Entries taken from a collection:
[Begin]

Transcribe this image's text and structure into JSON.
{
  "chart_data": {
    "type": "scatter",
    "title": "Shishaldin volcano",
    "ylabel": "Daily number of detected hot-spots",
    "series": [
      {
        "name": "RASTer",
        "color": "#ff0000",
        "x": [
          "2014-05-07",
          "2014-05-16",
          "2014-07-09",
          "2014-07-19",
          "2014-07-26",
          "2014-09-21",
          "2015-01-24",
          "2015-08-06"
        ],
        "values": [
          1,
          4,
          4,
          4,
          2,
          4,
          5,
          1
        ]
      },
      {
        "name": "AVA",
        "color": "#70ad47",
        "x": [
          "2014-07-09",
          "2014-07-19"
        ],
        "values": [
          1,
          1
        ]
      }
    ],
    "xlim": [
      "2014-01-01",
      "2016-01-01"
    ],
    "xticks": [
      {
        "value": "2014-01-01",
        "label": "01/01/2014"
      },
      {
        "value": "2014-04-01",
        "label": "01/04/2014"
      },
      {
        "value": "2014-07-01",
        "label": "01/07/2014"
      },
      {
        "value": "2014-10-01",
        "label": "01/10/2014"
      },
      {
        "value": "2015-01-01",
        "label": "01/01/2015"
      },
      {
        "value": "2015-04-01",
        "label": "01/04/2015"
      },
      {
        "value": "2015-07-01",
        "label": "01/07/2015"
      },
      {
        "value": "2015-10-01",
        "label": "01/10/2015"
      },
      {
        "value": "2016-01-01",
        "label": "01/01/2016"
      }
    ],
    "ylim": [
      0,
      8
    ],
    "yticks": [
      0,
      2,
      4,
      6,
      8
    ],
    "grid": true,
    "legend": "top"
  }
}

[End]
[Begin]

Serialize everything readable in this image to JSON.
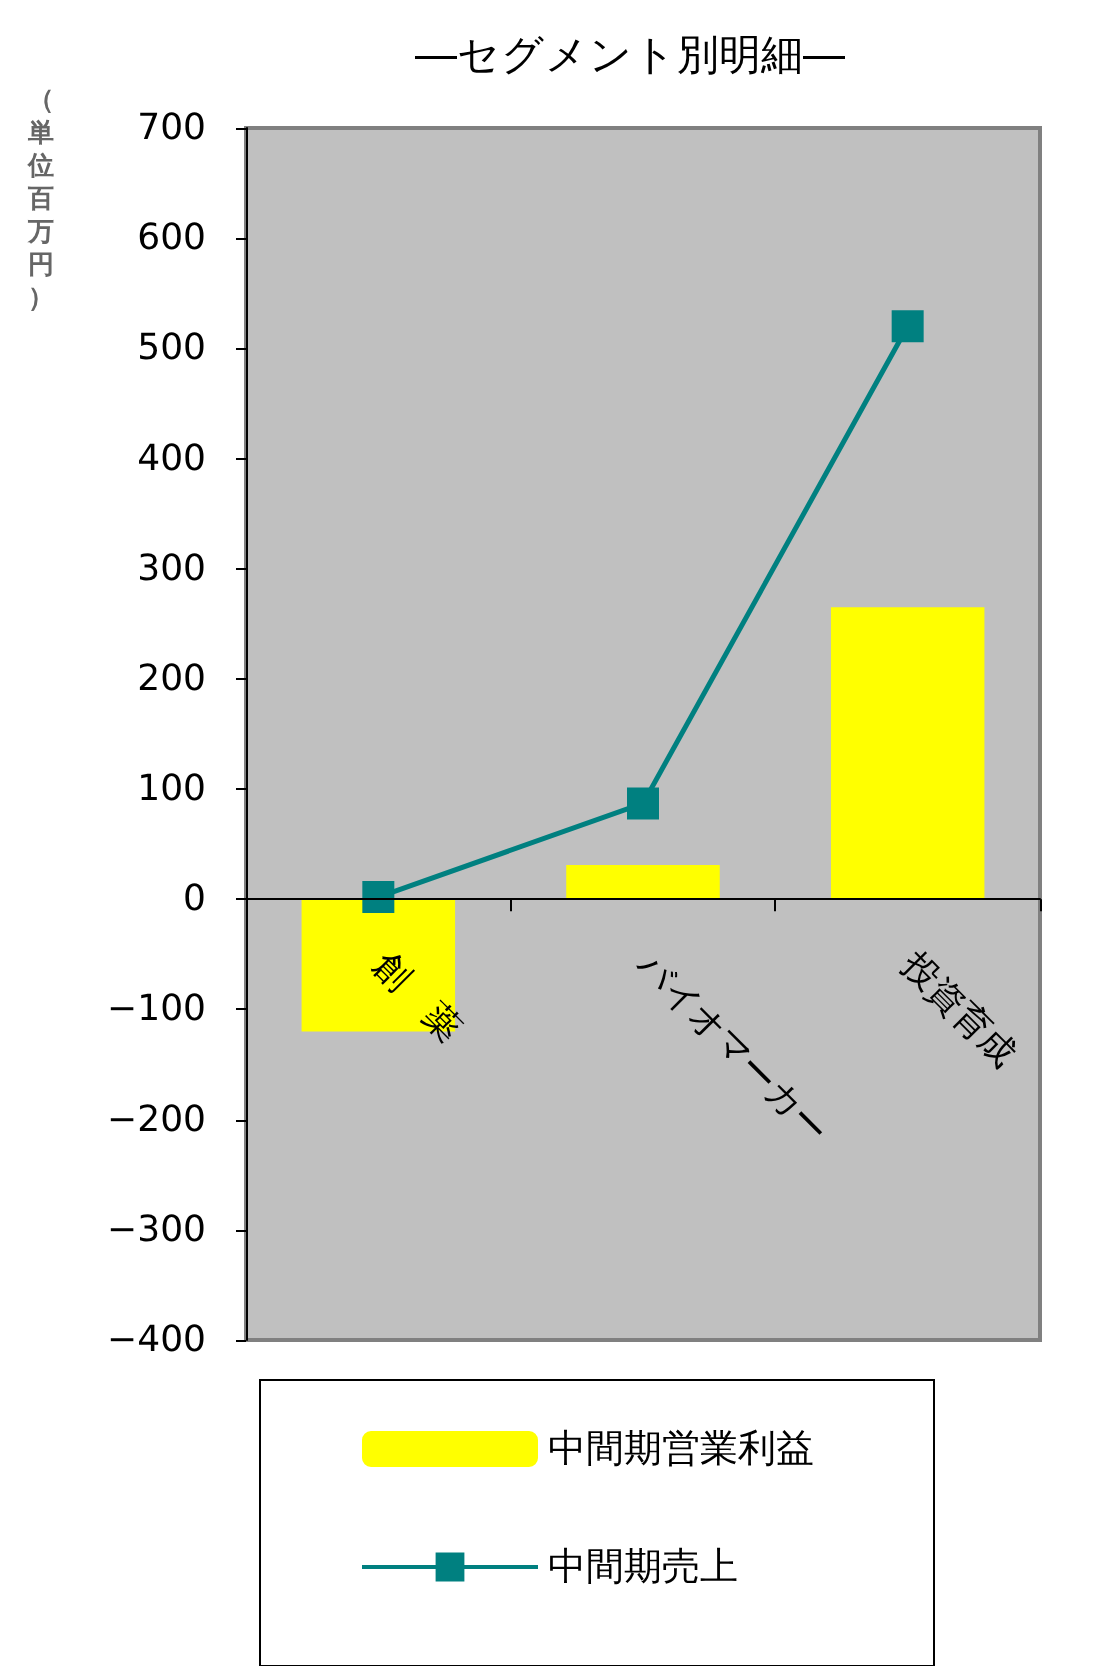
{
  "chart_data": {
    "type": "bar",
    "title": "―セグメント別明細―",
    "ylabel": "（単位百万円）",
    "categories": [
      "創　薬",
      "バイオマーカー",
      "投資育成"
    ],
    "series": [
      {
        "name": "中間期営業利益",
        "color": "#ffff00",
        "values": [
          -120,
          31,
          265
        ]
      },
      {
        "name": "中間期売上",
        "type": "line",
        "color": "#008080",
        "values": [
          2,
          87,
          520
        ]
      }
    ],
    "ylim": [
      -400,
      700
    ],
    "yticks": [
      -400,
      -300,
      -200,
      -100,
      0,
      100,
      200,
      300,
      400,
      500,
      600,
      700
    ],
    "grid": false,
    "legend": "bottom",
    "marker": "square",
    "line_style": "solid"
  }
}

[End]

Look through the entries above and list every line containing "ylabel".

    "ylabel": "Daily number of detected hot-spots",
    "ylabel": "（単位百万円）",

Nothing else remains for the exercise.